What to do: Where a line contains the word "through", copy that line in full.

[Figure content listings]
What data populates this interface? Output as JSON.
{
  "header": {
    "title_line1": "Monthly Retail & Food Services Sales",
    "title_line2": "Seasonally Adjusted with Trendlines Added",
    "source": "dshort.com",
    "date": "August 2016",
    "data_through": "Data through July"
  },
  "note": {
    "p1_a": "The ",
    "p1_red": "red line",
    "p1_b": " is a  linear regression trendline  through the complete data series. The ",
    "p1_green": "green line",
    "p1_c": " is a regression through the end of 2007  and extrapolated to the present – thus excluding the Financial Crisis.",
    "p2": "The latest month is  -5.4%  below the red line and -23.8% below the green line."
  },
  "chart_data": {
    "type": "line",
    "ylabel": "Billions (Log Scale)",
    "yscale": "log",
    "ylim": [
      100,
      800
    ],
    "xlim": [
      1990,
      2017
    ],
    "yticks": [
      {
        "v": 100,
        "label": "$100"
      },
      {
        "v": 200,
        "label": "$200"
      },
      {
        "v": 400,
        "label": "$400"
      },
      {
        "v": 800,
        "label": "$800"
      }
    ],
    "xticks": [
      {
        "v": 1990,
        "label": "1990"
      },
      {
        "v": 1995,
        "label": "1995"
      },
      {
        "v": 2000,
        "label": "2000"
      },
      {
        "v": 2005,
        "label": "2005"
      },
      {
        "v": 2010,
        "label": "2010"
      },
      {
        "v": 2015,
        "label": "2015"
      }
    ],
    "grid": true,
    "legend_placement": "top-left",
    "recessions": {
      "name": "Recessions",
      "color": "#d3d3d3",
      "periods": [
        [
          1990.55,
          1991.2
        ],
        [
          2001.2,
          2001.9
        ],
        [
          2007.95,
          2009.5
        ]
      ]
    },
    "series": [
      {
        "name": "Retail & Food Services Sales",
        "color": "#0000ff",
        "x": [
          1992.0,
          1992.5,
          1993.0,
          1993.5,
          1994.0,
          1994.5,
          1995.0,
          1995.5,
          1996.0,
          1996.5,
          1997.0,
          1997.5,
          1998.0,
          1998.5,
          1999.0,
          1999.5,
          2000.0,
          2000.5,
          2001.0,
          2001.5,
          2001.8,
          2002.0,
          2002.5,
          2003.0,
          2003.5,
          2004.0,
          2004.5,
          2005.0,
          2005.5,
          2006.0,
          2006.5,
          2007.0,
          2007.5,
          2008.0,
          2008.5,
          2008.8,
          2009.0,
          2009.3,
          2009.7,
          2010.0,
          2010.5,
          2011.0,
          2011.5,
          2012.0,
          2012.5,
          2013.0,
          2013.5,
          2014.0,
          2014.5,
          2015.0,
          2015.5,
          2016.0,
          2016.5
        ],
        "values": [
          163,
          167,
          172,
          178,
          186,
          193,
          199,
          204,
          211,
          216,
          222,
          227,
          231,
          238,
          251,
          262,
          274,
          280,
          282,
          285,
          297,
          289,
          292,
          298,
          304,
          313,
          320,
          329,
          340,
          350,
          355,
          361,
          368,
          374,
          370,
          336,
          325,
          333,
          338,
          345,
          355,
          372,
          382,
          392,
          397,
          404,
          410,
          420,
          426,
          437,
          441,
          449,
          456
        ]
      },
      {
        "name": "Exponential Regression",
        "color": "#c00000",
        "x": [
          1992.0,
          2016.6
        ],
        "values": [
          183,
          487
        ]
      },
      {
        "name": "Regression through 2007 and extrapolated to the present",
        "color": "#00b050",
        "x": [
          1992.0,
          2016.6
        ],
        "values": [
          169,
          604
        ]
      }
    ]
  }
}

Worked answer:
    "data_through": "Data through July"
    "p1_b": " is a  linear regression trendline  through the complete data series. The ",
    "p1_c": " is a regression through the end of 2007  and extrapolated to the present – thus excluding the Financial Crisis.",
        "name": "Regression through 2007 and extrapolated to the present",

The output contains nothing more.